#### THE TASK:
Copy each line below in which the string "document" occurs.

#### RECORDS:
__________________________________________________
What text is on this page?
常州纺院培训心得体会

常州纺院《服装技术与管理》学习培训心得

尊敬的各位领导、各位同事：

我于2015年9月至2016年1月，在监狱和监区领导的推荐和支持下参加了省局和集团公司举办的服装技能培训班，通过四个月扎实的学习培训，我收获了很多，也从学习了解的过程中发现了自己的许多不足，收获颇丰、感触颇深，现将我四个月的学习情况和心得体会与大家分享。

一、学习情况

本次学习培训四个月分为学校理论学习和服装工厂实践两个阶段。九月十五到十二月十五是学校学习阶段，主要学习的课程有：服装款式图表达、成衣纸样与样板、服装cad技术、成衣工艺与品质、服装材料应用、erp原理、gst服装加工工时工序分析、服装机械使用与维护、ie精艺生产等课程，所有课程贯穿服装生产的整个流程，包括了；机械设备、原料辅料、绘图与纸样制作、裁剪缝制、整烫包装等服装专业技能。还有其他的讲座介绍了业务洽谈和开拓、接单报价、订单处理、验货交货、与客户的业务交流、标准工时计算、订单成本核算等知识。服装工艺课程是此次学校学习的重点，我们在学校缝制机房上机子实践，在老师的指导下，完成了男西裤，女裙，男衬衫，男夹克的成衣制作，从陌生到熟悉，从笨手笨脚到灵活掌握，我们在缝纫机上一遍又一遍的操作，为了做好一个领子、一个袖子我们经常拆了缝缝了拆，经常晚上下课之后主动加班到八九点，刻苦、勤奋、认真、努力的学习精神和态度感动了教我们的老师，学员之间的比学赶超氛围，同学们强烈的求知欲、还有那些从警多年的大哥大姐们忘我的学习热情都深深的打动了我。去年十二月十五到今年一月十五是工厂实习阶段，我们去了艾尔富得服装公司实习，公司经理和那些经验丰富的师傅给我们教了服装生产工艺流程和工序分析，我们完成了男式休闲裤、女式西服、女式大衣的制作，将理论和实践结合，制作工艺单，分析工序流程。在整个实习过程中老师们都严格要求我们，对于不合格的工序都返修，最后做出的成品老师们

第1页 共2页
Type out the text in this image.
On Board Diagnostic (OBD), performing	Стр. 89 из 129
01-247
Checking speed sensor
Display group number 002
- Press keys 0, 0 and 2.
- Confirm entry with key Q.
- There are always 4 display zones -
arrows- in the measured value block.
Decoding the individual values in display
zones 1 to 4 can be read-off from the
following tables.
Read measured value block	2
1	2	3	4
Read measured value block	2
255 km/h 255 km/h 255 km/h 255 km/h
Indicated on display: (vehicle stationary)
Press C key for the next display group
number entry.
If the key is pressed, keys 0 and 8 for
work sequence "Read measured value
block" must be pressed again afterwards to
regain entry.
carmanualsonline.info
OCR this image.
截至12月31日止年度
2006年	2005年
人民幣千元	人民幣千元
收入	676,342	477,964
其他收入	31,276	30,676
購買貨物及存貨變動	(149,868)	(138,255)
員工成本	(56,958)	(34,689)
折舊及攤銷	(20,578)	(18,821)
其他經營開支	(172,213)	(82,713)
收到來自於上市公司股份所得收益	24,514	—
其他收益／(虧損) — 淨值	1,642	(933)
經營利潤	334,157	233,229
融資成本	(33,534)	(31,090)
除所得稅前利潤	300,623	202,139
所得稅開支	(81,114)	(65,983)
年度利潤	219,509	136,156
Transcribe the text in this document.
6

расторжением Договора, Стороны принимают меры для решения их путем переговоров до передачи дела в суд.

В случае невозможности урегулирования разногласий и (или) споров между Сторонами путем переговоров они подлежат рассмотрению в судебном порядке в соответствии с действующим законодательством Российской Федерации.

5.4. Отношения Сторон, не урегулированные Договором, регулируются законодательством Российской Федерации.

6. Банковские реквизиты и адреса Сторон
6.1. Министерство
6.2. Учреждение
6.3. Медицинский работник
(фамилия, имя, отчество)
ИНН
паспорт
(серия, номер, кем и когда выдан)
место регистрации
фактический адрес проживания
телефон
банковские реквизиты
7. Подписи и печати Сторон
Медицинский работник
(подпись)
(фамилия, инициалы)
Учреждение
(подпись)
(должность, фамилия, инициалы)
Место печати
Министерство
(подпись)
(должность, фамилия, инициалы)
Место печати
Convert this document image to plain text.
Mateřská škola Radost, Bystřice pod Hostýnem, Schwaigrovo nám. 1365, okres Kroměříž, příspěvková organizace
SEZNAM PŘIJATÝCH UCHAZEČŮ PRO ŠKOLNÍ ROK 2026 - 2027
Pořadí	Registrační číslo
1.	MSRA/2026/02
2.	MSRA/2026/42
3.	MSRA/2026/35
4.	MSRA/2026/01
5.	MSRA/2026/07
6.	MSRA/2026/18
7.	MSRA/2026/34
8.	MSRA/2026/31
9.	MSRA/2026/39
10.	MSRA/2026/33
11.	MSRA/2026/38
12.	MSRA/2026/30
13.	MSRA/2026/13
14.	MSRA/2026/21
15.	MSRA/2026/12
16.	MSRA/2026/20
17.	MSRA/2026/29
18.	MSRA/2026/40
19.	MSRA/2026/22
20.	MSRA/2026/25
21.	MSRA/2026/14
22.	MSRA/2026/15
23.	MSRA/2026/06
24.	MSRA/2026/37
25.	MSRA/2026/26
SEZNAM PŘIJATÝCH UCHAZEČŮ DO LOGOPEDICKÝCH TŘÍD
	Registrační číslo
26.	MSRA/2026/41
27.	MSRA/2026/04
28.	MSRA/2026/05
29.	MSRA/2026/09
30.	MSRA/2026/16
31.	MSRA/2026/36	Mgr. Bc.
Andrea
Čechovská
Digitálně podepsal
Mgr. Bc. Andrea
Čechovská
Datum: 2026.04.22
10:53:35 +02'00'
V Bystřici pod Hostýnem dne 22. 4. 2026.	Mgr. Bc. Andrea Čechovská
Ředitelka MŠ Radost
__________________________________________________
#### RESULT:
Transcribe the text in this document.
Convert this document image to plain text.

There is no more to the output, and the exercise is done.